▶ **What is expected**: What follows are records. Restate all of them word for word.

▶ **Dataset content**:
================================

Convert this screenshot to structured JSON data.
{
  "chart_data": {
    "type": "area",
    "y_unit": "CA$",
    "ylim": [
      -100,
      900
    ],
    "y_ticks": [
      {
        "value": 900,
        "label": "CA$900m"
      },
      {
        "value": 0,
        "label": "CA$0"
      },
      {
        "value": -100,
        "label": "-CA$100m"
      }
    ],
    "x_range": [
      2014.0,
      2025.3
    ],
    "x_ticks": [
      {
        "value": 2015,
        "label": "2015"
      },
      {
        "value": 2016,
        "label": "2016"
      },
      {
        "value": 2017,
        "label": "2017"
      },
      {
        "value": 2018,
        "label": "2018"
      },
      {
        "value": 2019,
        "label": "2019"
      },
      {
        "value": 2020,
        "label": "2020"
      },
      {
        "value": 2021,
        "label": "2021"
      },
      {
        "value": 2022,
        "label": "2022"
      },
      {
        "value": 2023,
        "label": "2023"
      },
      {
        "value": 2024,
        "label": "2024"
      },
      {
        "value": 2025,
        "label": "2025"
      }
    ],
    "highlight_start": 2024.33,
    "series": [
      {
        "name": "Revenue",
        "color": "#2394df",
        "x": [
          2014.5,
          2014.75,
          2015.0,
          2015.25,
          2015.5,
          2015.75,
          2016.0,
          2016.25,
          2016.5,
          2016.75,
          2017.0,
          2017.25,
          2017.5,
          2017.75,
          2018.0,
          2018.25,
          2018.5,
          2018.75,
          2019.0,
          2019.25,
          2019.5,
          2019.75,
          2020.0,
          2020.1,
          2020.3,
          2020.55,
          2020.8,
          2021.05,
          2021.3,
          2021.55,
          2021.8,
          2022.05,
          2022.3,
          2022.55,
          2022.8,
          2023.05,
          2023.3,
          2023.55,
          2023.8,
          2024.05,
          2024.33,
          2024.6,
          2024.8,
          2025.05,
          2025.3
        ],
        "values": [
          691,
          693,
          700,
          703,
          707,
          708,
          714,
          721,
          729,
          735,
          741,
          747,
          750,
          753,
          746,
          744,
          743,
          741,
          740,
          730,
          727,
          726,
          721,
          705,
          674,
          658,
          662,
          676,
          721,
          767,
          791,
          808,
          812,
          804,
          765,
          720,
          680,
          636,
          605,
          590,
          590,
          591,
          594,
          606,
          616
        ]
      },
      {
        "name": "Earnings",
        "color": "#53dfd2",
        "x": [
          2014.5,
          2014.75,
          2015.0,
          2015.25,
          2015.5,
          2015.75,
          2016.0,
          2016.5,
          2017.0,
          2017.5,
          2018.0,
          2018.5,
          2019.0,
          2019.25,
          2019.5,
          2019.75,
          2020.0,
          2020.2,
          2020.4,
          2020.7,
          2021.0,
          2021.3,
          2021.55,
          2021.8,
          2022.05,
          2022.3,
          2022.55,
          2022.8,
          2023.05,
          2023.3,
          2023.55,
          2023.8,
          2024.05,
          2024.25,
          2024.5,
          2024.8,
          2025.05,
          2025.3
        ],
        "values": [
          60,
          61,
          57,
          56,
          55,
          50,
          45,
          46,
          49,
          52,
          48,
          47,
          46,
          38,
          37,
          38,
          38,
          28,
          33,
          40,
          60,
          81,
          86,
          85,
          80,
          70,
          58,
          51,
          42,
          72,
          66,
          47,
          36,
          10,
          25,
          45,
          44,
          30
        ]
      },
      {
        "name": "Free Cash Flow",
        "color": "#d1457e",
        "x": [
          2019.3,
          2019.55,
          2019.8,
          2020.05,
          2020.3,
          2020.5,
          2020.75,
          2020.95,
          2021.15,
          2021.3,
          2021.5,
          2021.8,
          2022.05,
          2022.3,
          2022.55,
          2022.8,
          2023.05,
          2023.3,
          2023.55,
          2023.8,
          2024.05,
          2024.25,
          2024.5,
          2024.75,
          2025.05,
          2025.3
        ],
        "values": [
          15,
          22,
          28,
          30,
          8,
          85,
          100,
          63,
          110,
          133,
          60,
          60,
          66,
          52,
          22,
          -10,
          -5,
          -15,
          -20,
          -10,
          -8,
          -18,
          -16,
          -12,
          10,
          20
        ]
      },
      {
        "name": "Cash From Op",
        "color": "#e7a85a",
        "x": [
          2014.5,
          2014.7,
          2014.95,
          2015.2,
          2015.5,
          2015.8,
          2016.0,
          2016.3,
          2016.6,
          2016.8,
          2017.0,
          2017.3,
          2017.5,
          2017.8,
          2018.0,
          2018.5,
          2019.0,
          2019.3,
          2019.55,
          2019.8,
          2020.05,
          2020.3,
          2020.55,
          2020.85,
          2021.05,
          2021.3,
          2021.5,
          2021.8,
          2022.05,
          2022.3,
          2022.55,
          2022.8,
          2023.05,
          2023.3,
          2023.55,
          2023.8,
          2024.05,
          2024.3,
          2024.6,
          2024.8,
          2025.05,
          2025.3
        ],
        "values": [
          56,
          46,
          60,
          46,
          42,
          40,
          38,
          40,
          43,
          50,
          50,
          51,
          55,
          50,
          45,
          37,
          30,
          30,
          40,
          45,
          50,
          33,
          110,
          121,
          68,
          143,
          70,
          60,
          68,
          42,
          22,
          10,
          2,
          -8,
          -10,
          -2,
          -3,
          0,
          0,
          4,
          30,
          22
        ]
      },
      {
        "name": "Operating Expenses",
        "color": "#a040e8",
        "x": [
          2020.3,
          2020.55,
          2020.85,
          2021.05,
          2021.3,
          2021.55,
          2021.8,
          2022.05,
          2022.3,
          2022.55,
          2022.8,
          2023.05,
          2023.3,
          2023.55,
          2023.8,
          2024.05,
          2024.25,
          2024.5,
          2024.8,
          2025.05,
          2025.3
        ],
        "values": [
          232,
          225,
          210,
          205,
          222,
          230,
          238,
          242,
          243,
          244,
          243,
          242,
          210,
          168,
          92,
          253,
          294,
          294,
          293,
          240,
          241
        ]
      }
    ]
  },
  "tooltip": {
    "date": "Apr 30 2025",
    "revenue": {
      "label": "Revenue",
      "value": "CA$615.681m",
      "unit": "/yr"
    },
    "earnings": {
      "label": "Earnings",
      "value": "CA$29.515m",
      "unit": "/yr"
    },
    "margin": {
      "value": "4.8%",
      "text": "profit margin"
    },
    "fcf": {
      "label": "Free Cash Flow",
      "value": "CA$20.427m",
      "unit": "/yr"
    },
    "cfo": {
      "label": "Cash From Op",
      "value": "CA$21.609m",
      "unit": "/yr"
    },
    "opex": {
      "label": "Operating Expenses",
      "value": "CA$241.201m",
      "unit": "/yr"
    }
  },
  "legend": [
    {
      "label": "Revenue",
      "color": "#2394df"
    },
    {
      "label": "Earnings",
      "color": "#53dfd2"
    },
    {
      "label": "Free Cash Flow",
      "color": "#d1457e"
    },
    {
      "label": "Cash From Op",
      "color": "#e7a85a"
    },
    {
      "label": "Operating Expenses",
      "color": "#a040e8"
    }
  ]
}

================================

▶ **Answer to this problem**:
Convert this screenshot to structured JSON data.
{
  "chart_data": {
    "type": "area",
    "y_unit": "CA$",
    "ylim": [
      -100,
      900
    ],
    "y_ticks": [
      {
        "value": 900,
        "label": "CA$900m"
      },
      {
        "value": 0,
        "label": "CA$0"
      },
      {
        "value": -100,
        "label": "-CA$100m"
      }
    ],
    "x_range": [
      2014.0,
      2025.3
    ],
    "x_ticks": [
      {
        "value": 2015,
        "label": "2015"
      },
      {
        "value": 2016,
        "label": "2016"
      },
      {
        "value": 2017,
        "label": "2017"
      },
      {
        "value": 2018,
        "label": "2018"
      },
      {
        "value": 2019,
        "label": "2019"
      },
      {
        "value": 2020,
        "label": "2020"
      },
      {
        "value": 2021,
        "label": "2021"
      },
      {
        "value": 2022,
        "label": "2022"
      },
      {
        "value": 2023,
        "label": "2023"
      },
      {
        "value": 2024,
        "label": "2024"
      },
      {
        "value": 2025,
        "label": "2025"
      }
    ],
    "highlight_start": 2024.33,
    "series": [
      {
        "name": "Revenue",
        "color": "#2394df",
        "x": [
          2014.5,
          2014.75,
          2015.0,
          2015.25,
          2015.5,
          2015.75,
          2016.0,
          2016.25,
          2016.5,
          2016.75,
          2017.0,
          2017.25,
          2017.5,
          2017.75,
          2018.0,
          2018.25,
          2018.5,
          2018.75,
          2019.0,
          2019.25,
          2019.5,
          2019.75,
          2020.0,
          2020.1,
          2020.3,
          2020.55,
          2020.8,
          2021.05,
          2021.3,
          2021.55,
          2021.8,
          2022.05,
          2022.3,
          2022.55,
          2022.8,
          2023.05,
          2023.3,
          2023.55,
          2023.8,
          2024.05,
          2024.33,
          2024.6,
          2024.8,
          2025.05,
          2025.3
        ],
        "values": [
          691,
          693,
          700,
          703,
          707,
          708,
          714,
          721,
          729,
          735,
          741,
          747,
          750,
          753,
          746,
          744,
          743,
          741,
          740,
          730,
          727,
          726,
          721,
          705,
          674,
          658,
          662,
          676,
          721,
          767,
          791,
          808,
          812,
          804,
          765,
          720,
          680,
          636,
          605,
          590,
          590,
          591,
          594,
          606,
          616
        ]
      },
      {
        "name": "Earnings",
        "color": "#53dfd2",
        "x": [
          2014.5,
          2014.75,
          2015.0,
          2015.25,
          2015.5,
          2015.75,
          2016.0,
          2016.5,
          2017.0,
          2017.5,
          2018.0,
          2018.5,
          2019.0,
          2019.25,
          2019.5,
          2019.75,
          2020.0,
          2020.2,
          2020.4,
          2020.7,
          2021.0,
          2021.3,
          2021.55,
          2021.8,
          2022.05,
          2022.3,
          2022.55,
          2022.8,
          2023.05,
          2023.3,
          2023.55,
          2023.8,
          2024.05,
          2024.25,
          2024.5,
          2024.8,
          2025.05,
          2025.3
        ],
        "values": [
          60,
          61,
          57,
          56,
          55,
          50,
          45,
          46,
          49,
          52,
          48,
          47,
          46,
          38,
          37,
          38,
          38,
          28,
          33,
          40,
          60,
          81,
          86,
          85,
          80,
          70,
          58,
          51,
          42,
          72,
          66,
          47,
          36,
          10,
          25,
          45,
          44,
          30
        ]
      },
      {
        "name": "Free Cash Flow",
        "color": "#d1457e",
        "x": [
          2019.3,
          2019.55,
          2019.8,
          2020.05,
          2020.3,
          2020.5,
          2020.75,
          2020.95,
          2021.15,
          2021.3,
          2021.5,
          2021.8,
          2022.05,
          2022.3,
          2022.55,
          2022.8,
          2023.05,
          2023.3,
          2023.55,
          2023.8,
          2024.05,
          2024.25,
          2024.5,
          2024.75,
          2025.05,
          2025.3
        ],
        "values": [
          15,
          22,
          28,
          30,
          8,
          85,
          100,
          63,
          110,
          133,
          60,
          60,
          66,
          52,
          22,
          -10,
          -5,
          -15,
          -20,
          -10,
          -8,
          -18,
          -16,
          -12,
          10,
          20
        ]
      },
      {
        "name": "Cash From Op",
        "color": "#e7a85a",
        "x": [
          2014.5,
          2014.7,
          2014.95,
          2015.2,
          2015.5,
          2015.8,
          2016.0,
          2016.3,
          2016.6,
          2016.8,
          2017.0,
          2017.3,
          2017.5,
          2017.8,
          2018.0,
          2018.5,
          2019.0,
          2019.3,
          2019.55,
          2019.8,
          2020.05,
          2020.3,
          2020.55,
          2020.85,
          2021.05,
          2021.3,
          2021.5,
          2021.8,
          2022.05,
          2022.3,
          2022.55,
          2022.8,
          2023.05,
          2023.3,
          2023.55,
          2023.8,
          2024.05,
          2024.3,
          2024.6,
          2024.8,
          2025.05,
          2025.3
        ],
        "values": [
          56,
          46,
          60,
          46,
          42,
          40,
          38,
          40,
          43,
          50,
          50,
          51,
          55,
          50,
          45,
          37,
          30,
          30,
          40,
          45,
          50,
          33,
          110,
          121,
          68,
          143,
          70,
          60,
          68,
          42,
          22,
          10,
          2,
          -8,
          -10,
          -2,
          -3,
          0,
          0,
          4,
          30,
          22
        ]
      },
      {
        "name": "Operating Expenses",
        "color": "#a040e8",
        "x": [
          2020.3,
          2020.55,
          2020.85,
          2021.05,
          2021.3,
          2021.55,
          2021.8,
          2022.05,
          2022.3,
          2022.55,
          2022.8,
          2023.05,
          2023.3,
          2023.55,
          2023.8,
          2024.05,
          2024.25,
          2024.5,
          2024.8,
          2025.05,
          2025.3
        ],
        "values": [
          232,
          225,
          210,
          205,
          222,
          230,
          238,
          242,
          243,
          244,
          243,
          242,
          210,
          168,
          92,
          253,
          294,
          294,
          293,
          240,
          241
        ]
      }
    ]
  },
  "tooltip": {
    "date": "Apr 30 2025",
    "revenue": {
      "label": "Revenue",
      "value": "CA$615.681m",
      "unit": "/yr"
    },
    "earnings": {
      "label": "Earnings",
      "value": "CA$29.515m",
      "unit": "/yr"
    },
    "margin": {
      "value": "4.8%",
      "text": "profit margin"
    },
    "fcf": {
      "label": "Free Cash Flow",
      "value": "CA$20.427m",
      "unit": "/yr"
    },
    "cfo": {
      "label": "Cash From Op",
      "value": "CA$21.609m",
      "unit": "/yr"
    },
    "opex": {
      "label": "Operating Expenses",
      "value": "CA$241.201m",
      "unit": "/yr"
    }
  },
  "legend": [
    {
      "label": "Revenue",
      "color": "#2394df"
    },
    {
      "label": "Earnings",
      "color": "#53dfd2"
    },
    {
      "label": "Free Cash Flow",
      "color": "#d1457e"
    },
    {
      "label": "Cash From Op",
      "color": "#e7a85a"
    },
    {
      "label": "Operating Expenses",
      "color": "#a040e8"
    }
  ]
}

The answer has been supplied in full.